── Exercise data

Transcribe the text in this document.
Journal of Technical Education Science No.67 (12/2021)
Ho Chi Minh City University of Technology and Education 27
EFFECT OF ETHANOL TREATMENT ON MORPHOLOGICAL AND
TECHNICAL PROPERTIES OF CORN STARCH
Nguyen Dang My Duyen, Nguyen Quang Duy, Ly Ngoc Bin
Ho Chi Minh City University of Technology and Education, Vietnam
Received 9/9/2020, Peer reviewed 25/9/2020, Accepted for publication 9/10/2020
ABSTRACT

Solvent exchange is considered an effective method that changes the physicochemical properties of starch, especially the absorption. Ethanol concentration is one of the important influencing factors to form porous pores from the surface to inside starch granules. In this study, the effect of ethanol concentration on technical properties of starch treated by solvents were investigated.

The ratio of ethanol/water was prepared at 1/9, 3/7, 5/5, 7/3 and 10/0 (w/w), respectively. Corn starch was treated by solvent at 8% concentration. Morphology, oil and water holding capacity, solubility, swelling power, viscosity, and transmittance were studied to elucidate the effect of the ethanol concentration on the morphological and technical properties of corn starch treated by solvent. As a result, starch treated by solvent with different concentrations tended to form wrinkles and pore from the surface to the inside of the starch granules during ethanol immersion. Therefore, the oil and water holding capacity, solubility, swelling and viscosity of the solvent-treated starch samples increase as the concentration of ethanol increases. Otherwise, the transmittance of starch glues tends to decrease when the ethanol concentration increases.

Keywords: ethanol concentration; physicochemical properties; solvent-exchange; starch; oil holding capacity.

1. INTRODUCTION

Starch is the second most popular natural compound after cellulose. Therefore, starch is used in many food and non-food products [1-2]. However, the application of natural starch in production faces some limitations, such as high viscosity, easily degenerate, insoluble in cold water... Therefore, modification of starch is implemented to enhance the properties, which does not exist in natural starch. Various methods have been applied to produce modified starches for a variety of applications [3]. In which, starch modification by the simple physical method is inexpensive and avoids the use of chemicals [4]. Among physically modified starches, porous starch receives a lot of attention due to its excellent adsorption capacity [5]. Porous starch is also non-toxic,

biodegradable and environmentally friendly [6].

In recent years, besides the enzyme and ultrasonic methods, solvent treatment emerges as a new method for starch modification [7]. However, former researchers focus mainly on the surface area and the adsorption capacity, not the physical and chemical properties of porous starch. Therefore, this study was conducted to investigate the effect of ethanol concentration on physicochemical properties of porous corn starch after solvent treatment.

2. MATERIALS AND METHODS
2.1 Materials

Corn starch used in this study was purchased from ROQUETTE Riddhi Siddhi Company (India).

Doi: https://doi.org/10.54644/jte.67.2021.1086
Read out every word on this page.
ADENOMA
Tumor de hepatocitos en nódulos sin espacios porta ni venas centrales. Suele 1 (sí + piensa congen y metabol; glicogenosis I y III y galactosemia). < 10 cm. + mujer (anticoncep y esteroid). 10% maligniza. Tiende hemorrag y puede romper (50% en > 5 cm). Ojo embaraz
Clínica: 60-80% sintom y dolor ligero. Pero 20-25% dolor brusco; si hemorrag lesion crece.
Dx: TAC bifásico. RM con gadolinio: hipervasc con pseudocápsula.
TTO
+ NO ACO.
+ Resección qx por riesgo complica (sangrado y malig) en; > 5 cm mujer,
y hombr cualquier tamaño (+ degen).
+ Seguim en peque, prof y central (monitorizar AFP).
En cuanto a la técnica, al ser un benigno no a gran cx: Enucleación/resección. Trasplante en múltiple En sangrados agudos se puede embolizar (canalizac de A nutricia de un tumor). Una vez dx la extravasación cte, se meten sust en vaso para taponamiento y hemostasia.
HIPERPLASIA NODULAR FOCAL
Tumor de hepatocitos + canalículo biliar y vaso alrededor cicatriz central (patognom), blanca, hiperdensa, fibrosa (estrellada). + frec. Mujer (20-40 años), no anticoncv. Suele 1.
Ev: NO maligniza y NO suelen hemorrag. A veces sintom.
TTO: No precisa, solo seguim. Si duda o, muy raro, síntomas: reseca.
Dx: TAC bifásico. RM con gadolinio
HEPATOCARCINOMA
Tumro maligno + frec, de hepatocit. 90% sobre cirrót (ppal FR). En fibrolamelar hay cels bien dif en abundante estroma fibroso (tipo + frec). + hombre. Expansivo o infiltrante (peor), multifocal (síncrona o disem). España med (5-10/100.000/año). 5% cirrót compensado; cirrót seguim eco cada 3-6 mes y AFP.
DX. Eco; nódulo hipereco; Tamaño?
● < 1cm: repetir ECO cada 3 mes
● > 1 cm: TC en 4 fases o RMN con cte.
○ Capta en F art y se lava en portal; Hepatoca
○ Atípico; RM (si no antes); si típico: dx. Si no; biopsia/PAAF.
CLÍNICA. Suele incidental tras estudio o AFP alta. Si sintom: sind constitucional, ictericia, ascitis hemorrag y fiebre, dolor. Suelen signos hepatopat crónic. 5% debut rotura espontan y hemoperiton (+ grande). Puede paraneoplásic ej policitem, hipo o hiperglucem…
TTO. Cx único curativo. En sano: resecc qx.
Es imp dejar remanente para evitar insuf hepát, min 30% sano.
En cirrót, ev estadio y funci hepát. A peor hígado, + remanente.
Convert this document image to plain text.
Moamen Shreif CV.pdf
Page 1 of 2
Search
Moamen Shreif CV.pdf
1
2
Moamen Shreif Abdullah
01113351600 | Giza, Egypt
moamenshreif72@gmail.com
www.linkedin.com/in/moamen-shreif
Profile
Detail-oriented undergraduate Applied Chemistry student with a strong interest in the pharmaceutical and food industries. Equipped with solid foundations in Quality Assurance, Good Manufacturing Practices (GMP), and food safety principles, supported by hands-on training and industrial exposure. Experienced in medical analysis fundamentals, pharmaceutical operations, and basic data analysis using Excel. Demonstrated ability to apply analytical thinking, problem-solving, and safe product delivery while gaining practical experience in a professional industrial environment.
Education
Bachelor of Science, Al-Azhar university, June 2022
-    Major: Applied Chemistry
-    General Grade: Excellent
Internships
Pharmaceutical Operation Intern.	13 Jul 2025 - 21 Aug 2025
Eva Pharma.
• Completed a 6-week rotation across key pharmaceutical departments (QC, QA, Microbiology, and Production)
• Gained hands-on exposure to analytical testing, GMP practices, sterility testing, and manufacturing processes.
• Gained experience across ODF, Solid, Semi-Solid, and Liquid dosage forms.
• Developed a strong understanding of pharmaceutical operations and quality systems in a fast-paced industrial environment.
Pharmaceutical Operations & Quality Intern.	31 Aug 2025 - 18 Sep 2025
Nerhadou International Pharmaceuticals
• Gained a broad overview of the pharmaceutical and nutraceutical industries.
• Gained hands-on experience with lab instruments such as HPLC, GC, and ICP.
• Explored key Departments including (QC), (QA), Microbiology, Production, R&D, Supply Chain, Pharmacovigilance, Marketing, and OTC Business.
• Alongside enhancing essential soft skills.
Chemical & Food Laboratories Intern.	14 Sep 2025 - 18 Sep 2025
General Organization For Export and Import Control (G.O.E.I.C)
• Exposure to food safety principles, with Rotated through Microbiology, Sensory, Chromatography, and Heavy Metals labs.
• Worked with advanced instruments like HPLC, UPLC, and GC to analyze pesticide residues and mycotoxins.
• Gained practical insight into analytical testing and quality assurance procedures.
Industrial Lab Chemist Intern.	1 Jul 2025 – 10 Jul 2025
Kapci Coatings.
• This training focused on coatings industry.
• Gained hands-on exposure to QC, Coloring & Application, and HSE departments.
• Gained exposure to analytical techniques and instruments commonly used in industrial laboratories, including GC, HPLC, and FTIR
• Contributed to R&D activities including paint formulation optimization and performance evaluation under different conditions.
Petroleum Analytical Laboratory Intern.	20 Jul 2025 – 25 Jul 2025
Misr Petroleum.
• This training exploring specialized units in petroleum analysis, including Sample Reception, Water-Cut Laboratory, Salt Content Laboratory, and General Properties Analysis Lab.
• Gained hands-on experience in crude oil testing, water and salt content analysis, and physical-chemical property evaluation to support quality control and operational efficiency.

────

Looking at the entries above, determine how many lines contain the word "strong" and state only that number.

2